• **WRITTEN REQUEST**:
Set out each line from the following listing that includes the word "легко".

-- START --

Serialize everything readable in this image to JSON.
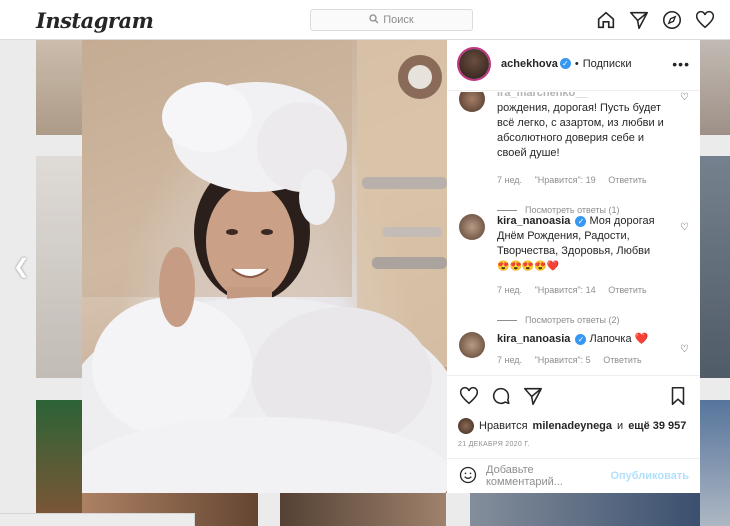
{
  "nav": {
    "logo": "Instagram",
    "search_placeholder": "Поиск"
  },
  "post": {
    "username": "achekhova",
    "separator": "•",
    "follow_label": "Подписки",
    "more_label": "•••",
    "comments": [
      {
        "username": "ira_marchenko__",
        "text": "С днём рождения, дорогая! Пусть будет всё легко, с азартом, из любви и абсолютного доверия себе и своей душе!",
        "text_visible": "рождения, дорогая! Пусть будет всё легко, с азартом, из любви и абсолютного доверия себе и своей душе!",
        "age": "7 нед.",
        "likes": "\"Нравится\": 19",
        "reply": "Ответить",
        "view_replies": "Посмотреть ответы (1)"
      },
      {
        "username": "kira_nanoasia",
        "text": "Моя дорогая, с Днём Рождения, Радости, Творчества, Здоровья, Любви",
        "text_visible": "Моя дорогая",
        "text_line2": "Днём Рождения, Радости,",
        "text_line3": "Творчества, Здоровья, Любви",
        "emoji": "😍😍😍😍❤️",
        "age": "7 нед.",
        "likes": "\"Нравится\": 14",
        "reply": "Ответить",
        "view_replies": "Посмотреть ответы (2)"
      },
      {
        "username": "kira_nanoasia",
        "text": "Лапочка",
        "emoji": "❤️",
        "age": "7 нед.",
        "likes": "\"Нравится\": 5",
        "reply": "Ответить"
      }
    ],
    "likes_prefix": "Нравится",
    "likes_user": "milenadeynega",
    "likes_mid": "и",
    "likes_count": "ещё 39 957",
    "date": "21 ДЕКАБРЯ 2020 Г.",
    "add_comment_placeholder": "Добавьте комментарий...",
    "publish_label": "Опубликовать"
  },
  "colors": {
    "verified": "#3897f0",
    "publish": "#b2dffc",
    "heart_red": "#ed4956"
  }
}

-- END --
-- START --

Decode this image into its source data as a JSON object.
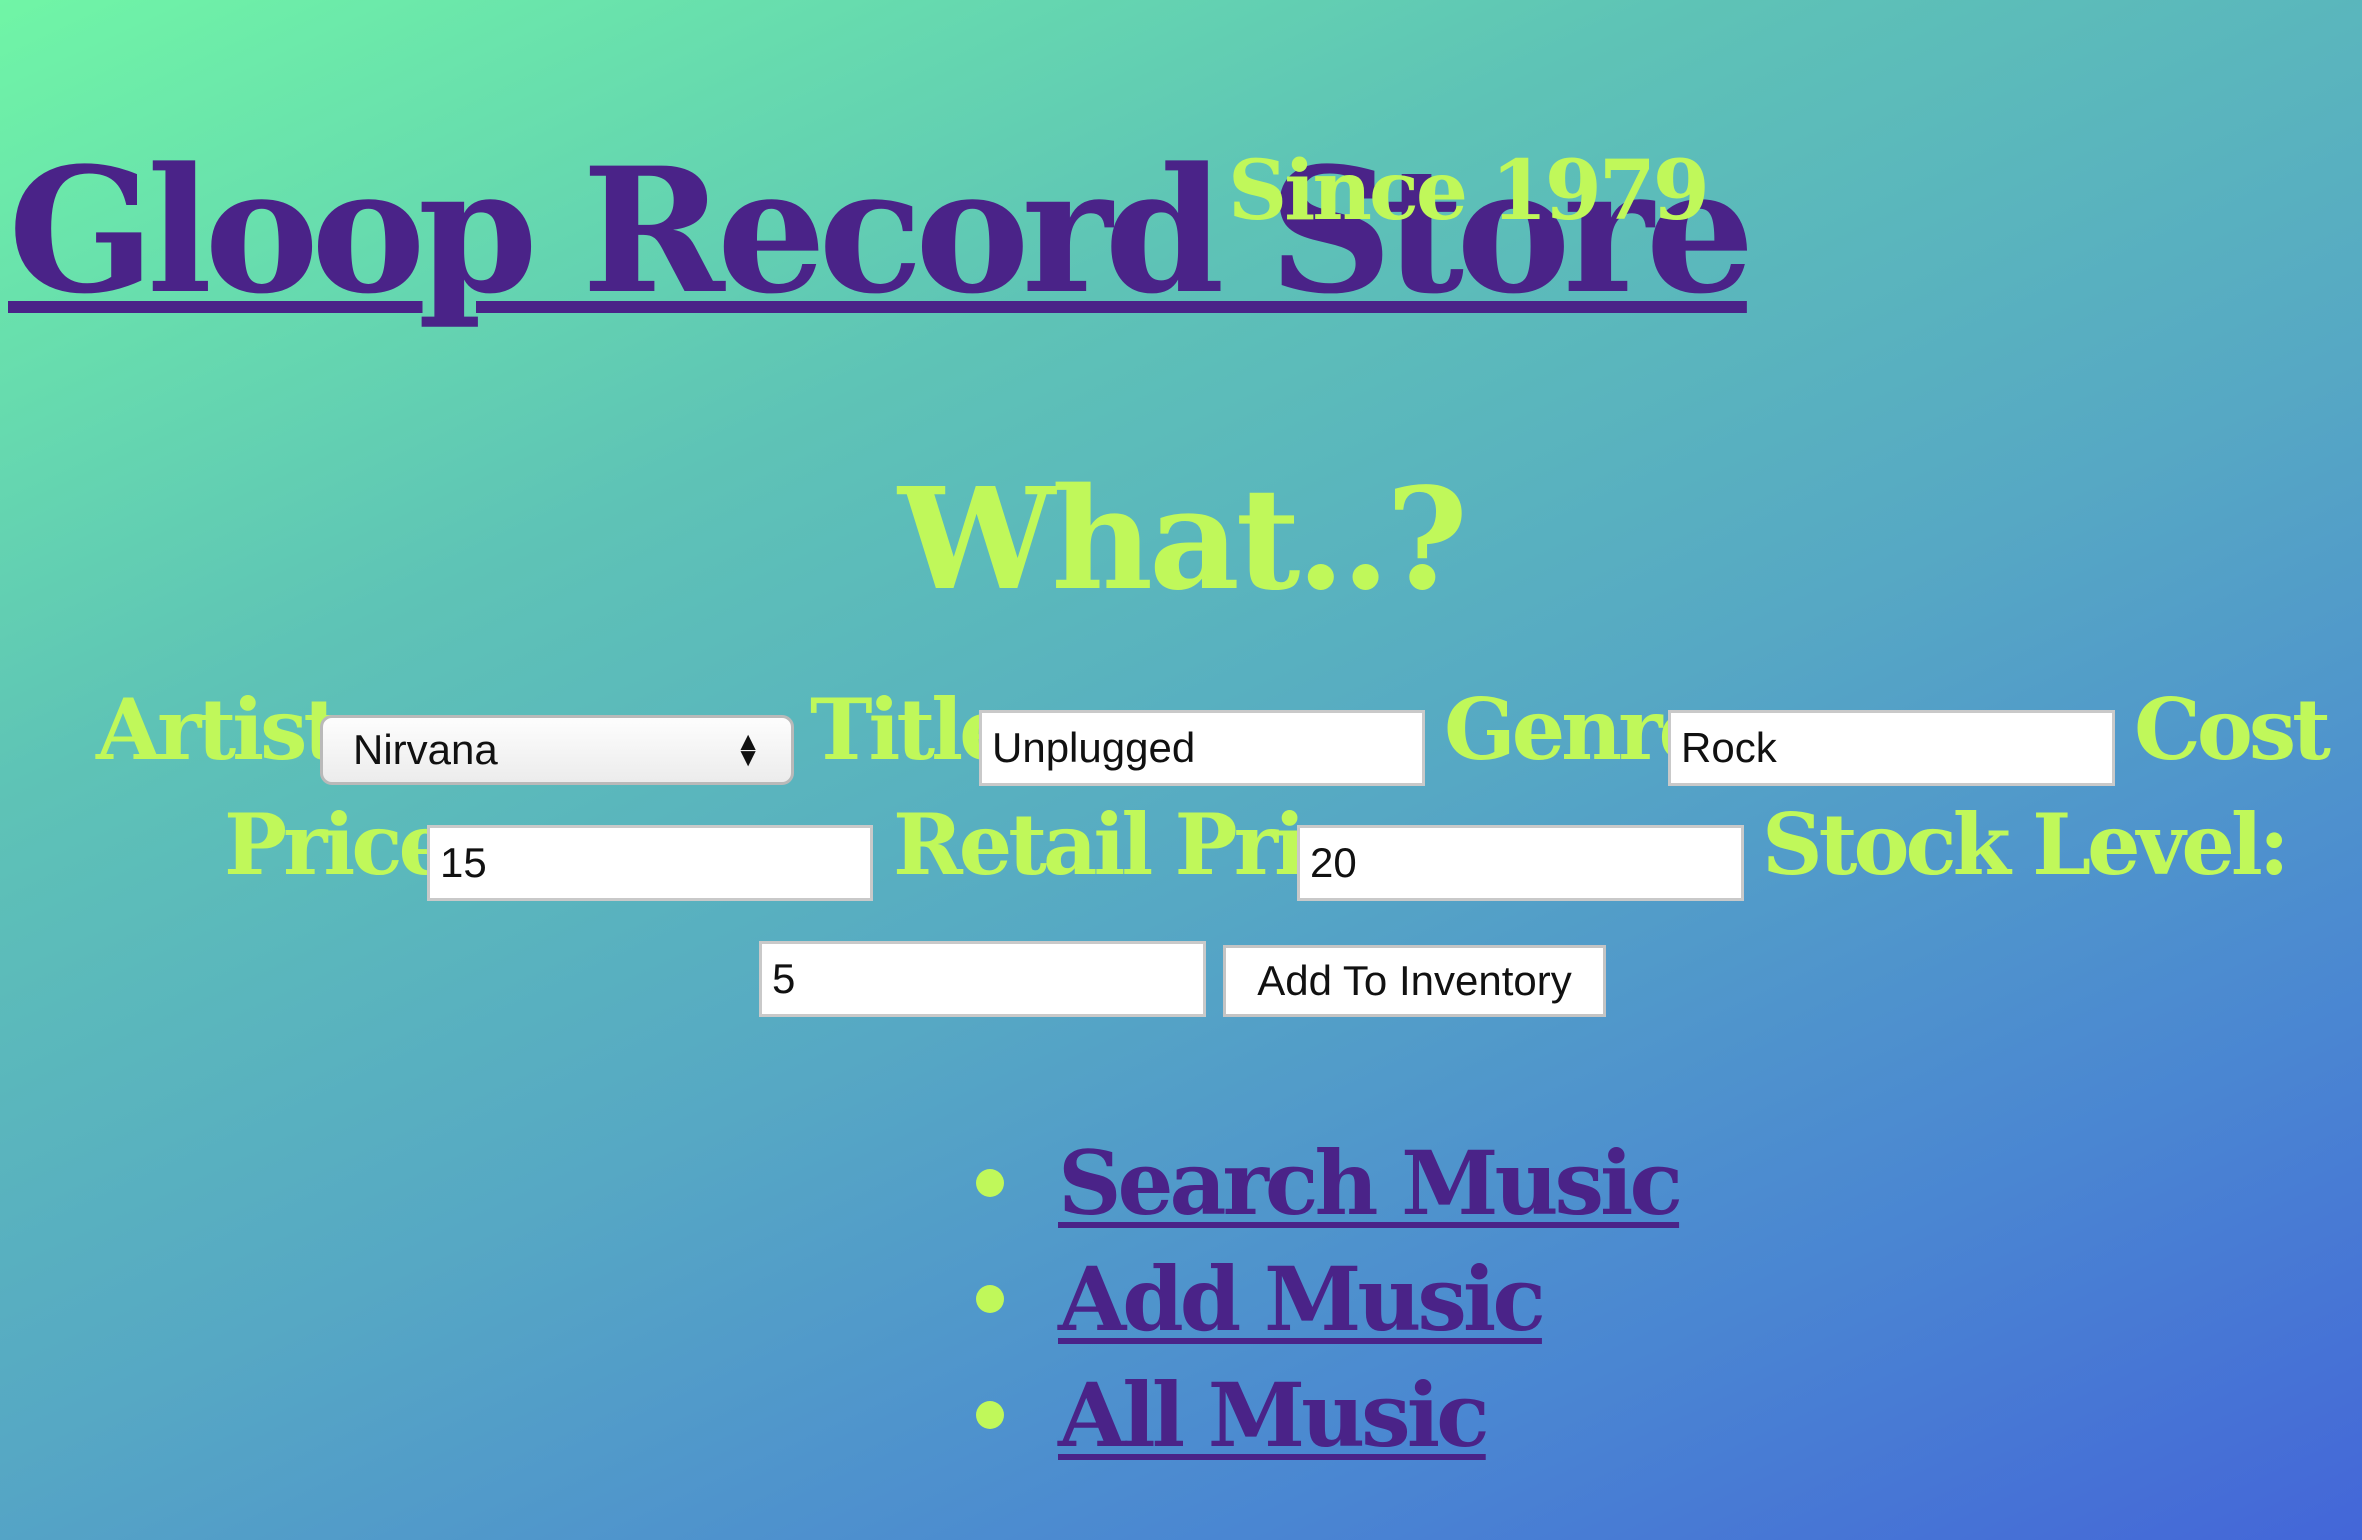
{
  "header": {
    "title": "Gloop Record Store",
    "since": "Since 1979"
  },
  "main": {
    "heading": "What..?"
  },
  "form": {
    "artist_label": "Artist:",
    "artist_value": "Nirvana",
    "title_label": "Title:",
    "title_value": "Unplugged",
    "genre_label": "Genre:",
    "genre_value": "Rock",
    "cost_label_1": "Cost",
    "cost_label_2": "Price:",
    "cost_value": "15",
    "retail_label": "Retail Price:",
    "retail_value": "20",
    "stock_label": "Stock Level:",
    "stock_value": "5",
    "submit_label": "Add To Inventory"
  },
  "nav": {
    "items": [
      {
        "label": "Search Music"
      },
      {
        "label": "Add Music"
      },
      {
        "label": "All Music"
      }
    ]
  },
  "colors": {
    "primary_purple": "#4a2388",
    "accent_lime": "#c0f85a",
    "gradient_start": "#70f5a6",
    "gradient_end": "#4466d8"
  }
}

-- END --

• **TASK ANSWER**:
        "text": "С днём рождения, дорогая! Пусть будет всё легко, с азартом, из любви и абсолютного доверия себе и своей душе!",
        "text_visible": "рождения, дорогая! Пусть будет всё легко, с азартом, из любви и абсолютного доверия себе и своей душе!",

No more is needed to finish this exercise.